§ **STATED GOAL**
Read the records and write them out again exactly.

------------------------------------

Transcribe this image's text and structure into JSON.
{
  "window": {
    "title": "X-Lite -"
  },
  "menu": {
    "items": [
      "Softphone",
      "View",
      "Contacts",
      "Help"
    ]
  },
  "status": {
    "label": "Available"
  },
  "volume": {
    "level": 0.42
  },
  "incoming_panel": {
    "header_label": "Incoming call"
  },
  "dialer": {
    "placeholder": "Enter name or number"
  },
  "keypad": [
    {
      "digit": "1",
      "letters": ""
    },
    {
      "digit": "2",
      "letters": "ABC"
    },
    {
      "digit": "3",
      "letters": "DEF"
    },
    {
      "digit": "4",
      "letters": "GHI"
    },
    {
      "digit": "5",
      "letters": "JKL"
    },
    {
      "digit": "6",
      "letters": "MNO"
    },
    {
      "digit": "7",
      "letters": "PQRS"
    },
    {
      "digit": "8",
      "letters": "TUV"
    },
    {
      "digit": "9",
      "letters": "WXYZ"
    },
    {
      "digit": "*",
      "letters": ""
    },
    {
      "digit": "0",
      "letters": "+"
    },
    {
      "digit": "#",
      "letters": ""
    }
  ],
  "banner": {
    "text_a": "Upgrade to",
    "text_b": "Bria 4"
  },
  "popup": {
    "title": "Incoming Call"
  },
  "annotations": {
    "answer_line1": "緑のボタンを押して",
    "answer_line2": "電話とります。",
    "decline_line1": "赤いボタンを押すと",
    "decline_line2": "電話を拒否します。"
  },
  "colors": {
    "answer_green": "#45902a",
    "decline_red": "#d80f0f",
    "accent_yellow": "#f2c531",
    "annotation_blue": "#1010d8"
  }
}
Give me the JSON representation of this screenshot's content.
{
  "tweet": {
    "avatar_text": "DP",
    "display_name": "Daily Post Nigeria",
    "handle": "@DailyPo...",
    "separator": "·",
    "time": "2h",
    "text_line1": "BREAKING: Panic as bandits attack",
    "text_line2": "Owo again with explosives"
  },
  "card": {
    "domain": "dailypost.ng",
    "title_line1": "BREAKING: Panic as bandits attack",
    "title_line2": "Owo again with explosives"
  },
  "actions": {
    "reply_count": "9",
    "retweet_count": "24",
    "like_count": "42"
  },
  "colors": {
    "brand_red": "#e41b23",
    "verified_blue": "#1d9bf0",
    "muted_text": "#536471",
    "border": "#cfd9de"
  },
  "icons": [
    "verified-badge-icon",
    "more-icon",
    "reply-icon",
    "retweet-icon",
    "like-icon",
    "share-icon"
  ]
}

------------------------------------

§ **EXERCISE RESPONSE**
Transcribe this image's text and structure into JSON.
{
  "window": {
    "title": "X-Lite -"
  },
  "menu": {
    "items": [
      "Softphone",
      "View",
      "Contacts",
      "Help"
    ]
  },
  "status": {
    "label": "Available"
  },
  "volume": {
    "level": 0.42
  },
  "incoming_panel": {
    "header_label": "Incoming call"
  },
  "dialer": {
    "placeholder": "Enter name or number"
  },
  "keypad": [
    {
      "digit": "1",
      "letters": ""
    },
    {
      "digit": "2",
      "letters": "ABC"
    },
    {
      "digit": "3",
      "letters": "DEF"
    },
    {
      "digit": "4",
      "letters": "GHI"
    },
    {
      "digit": "5",
      "letters": "JKL"
    },
    {
      "digit": "6",
      "letters": "MNO"
    },
    {
      "digit": "7",
      "letters": "PQRS"
    },
    {
      "digit": "8",
      "letters": "TUV"
    },
    {
      "digit": "9",
      "letters": "WXYZ"
    },
    {
      "digit": "*",
      "letters": ""
    },
    {
      "digit": "0",
      "letters": "+"
    },
    {
      "digit": "#",
      "letters": ""
    }
  ],
  "banner": {
    "text_a": "Upgrade to",
    "text_b": "Bria 4"
  },
  "popup": {
    "title": "Incoming Call"
  },
  "annotations": {
    "answer_line1": "緑のボタンを押して",
    "answer_line2": "電話とります。",
    "decline_line1": "赤いボタンを押すと",
    "decline_line2": "電話を拒否します。"
  },
  "colors": {
    "answer_green": "#45902a",
    "decline_red": "#d80f0f",
    "accent_yellow": "#f2c531",
    "annotation_blue": "#1010d8"
  }
}
Give me the JSON representation of this screenshot's content.
{
  "tweet": {
    "avatar_text": "DP",
    "display_name": "Daily Post Nigeria",
    "handle": "@DailyPo...",
    "separator": "·",
    "time": "2h",
    "text_line1": "BREAKING: Panic as bandits attack",
    "text_line2": "Owo again with explosives"
  },
  "card": {
    "domain": "dailypost.ng",
    "title_line1": "BREAKING: Panic as bandits attack",
    "title_line2": "Owo again with explosives"
  },
  "actions": {
    "reply_count": "9",
    "retweet_count": "24",
    "like_count": "42"
  },
  "colors": {
    "brand_red": "#e41b23",
    "verified_blue": "#1d9bf0",
    "muted_text": "#536471",
    "border": "#cfd9de"
  },
  "icons": [
    "verified-badge-icon",
    "more-icon",
    "reply-icon",
    "retweet-icon",
    "like-icon",
    "share-icon"
  ]
}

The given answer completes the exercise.